Extracts from a graphics dataset
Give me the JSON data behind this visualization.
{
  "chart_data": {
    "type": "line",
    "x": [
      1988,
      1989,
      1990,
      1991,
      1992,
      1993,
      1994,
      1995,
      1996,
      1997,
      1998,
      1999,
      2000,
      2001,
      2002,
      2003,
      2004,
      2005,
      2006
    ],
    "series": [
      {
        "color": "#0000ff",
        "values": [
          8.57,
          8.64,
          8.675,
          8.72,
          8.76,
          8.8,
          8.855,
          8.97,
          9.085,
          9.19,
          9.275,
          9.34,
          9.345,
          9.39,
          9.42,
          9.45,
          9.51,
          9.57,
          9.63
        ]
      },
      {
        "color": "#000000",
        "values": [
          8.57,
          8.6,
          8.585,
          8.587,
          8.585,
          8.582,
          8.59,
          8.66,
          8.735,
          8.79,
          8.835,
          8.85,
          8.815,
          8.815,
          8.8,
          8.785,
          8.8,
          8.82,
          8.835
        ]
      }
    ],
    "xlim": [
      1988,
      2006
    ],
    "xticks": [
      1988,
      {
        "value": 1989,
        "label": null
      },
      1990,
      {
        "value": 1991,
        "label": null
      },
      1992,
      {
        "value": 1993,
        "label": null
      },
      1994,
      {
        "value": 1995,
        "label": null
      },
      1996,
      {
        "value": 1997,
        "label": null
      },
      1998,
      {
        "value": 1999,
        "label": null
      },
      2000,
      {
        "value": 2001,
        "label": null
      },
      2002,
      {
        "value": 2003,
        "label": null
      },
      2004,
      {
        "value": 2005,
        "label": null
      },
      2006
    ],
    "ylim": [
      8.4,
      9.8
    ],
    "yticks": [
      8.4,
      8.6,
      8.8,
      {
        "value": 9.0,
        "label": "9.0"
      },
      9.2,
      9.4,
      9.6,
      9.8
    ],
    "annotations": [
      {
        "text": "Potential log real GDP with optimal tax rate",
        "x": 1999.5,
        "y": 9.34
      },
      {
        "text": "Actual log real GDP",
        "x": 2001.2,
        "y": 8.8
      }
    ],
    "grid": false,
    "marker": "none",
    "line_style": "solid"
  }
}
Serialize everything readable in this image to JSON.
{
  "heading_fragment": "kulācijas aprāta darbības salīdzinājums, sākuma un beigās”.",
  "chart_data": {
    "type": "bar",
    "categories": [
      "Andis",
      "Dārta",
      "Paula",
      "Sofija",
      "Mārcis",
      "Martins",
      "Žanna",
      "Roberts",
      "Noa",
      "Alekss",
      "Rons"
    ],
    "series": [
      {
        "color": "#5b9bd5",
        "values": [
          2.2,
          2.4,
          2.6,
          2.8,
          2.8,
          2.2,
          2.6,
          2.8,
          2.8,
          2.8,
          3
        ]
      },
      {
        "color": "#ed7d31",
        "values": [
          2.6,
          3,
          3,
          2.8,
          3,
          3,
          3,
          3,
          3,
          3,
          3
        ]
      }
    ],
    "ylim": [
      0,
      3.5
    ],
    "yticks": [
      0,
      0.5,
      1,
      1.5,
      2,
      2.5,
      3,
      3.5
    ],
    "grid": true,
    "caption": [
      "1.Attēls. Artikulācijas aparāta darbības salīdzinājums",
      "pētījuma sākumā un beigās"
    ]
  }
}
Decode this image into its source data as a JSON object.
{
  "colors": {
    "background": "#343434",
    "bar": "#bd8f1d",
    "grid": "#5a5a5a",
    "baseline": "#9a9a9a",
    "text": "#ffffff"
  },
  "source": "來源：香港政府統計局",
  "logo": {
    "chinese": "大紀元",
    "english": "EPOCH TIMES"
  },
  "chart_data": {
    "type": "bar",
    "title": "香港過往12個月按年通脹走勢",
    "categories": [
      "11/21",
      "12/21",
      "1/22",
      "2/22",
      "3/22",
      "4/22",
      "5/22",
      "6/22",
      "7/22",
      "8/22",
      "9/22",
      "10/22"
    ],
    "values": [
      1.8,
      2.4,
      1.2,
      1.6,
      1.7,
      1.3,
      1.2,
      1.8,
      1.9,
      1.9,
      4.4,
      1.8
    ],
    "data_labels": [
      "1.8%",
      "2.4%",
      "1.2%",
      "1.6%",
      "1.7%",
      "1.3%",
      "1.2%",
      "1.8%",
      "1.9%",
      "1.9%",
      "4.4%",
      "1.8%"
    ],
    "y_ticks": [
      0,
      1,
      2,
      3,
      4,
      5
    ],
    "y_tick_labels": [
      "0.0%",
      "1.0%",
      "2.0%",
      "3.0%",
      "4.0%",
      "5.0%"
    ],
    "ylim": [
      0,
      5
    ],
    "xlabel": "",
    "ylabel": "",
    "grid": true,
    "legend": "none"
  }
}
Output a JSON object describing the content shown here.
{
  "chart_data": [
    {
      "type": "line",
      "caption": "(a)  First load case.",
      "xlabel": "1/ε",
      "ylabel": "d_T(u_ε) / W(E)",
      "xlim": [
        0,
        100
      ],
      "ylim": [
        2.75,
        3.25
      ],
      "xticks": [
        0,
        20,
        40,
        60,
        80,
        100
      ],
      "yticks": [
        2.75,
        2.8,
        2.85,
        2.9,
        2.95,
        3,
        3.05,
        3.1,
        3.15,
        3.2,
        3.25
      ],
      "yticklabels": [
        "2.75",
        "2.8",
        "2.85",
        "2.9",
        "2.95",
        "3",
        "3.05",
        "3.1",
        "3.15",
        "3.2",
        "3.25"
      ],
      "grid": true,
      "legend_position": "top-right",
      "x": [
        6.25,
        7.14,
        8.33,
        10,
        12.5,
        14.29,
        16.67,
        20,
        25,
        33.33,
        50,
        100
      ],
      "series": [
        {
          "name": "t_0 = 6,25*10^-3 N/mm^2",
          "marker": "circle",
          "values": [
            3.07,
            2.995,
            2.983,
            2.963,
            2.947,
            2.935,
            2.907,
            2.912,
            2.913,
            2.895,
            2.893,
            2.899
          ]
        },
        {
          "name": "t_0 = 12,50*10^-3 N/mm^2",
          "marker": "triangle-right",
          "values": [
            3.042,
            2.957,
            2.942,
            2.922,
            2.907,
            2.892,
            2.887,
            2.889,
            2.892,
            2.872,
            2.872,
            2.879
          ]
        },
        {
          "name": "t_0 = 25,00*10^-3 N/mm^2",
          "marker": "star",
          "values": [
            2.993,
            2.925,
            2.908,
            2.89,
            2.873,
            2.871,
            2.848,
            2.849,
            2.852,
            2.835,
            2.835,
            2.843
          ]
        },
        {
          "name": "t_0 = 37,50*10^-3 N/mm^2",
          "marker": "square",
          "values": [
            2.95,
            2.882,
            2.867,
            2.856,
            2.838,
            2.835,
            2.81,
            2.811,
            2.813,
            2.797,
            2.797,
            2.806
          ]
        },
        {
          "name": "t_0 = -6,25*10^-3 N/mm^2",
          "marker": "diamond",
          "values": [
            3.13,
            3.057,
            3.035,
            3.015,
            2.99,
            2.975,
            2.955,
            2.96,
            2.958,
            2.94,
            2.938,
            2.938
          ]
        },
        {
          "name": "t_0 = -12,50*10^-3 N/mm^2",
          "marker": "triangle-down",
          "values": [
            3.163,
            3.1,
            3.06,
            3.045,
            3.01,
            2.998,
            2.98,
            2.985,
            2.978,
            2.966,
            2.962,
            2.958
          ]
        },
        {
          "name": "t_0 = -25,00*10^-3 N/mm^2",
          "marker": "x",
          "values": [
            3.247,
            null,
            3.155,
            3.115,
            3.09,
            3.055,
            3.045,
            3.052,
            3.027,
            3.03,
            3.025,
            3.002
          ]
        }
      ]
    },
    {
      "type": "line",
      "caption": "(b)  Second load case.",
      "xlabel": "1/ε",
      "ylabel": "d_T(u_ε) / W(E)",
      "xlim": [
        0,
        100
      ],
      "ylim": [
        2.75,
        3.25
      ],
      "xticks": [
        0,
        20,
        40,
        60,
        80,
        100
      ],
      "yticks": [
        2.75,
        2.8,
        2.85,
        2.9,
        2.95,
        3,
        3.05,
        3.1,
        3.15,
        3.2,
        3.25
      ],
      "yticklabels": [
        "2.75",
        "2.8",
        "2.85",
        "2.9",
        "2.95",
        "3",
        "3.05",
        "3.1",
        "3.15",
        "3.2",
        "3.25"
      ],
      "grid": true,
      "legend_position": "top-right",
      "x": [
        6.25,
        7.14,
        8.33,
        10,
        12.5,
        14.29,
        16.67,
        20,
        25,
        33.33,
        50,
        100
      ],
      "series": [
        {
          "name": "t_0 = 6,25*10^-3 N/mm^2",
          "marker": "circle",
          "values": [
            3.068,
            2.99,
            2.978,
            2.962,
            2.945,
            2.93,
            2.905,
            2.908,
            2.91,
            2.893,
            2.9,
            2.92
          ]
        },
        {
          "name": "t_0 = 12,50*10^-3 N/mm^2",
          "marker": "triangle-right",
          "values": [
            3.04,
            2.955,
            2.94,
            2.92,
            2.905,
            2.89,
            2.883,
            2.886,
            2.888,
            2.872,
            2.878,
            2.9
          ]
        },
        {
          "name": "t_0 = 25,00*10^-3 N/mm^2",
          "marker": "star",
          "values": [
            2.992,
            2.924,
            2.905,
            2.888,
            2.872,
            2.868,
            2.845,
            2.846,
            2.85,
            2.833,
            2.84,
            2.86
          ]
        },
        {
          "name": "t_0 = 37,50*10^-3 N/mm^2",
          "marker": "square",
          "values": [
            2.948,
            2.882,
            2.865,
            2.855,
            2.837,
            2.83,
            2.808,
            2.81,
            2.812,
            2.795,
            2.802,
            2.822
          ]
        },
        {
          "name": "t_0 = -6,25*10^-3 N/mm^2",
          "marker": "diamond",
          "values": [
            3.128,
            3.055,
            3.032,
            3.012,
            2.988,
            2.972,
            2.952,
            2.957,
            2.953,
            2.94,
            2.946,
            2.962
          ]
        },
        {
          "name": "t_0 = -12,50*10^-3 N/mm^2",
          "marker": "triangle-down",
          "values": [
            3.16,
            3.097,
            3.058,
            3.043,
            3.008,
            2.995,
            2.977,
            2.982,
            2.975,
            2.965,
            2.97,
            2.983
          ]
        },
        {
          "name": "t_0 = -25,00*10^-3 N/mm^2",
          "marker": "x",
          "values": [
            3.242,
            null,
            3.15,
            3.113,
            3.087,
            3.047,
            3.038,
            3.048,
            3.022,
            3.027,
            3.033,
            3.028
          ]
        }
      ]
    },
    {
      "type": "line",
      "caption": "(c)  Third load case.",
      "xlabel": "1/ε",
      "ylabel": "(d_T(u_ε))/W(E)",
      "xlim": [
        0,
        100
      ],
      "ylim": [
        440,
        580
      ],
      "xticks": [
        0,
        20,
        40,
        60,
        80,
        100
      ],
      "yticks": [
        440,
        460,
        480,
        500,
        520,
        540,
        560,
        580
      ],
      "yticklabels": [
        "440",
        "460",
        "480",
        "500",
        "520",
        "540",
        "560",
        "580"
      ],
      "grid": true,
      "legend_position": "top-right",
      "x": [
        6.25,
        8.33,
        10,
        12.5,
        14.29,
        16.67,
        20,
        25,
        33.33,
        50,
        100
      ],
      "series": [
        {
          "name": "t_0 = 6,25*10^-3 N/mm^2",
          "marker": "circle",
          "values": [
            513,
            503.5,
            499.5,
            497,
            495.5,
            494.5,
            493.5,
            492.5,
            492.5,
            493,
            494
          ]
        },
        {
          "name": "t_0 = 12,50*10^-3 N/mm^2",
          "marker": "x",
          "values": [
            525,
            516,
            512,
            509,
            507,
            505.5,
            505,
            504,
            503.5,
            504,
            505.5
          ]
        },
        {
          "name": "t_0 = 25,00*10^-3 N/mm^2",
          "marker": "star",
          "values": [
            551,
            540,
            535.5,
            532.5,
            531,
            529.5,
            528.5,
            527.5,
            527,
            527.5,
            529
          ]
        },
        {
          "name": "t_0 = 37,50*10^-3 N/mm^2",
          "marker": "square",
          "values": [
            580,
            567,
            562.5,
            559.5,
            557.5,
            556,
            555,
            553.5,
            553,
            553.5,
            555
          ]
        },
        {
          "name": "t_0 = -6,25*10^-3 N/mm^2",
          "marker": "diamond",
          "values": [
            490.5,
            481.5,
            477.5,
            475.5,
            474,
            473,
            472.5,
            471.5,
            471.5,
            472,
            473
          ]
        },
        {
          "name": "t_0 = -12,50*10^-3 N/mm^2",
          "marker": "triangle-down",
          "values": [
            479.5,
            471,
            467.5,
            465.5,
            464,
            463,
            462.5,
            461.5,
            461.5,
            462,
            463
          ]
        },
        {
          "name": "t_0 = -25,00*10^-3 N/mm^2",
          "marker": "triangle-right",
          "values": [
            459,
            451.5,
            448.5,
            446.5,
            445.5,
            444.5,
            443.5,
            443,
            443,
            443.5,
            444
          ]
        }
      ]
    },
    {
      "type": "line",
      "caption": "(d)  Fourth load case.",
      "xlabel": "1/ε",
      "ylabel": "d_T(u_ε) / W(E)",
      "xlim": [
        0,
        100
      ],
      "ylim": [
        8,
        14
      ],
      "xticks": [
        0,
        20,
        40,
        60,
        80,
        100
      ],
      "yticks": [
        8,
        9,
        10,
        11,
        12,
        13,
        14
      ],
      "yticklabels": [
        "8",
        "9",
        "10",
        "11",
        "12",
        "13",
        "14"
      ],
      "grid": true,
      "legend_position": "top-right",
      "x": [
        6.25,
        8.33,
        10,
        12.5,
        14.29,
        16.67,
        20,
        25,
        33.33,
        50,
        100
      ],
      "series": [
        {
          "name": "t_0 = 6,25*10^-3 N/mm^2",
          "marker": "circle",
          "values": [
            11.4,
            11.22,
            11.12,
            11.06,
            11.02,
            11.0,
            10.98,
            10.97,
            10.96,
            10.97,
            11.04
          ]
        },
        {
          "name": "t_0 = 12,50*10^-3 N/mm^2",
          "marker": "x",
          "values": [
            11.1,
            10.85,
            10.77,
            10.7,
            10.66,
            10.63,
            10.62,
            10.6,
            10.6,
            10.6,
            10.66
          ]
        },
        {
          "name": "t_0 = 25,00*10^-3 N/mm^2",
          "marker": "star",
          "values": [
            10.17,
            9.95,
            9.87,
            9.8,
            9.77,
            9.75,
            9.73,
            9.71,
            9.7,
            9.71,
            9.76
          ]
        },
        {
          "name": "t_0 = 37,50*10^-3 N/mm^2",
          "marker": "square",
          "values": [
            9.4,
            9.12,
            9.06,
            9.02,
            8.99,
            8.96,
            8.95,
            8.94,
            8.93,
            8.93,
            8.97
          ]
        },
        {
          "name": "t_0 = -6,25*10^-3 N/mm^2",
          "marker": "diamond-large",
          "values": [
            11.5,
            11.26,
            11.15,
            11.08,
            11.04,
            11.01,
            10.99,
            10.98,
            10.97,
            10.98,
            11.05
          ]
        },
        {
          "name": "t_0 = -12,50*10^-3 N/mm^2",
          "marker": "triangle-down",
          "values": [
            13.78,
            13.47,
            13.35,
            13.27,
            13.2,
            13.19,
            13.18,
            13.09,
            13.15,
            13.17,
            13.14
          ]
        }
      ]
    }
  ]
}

GIVEN EXERCISE = Copy out every line of the material above that mentions the word "object".

RIGHT ANSWER =
Decode this image into its source data as a JSON object.
Output a JSON object describing the content shown here.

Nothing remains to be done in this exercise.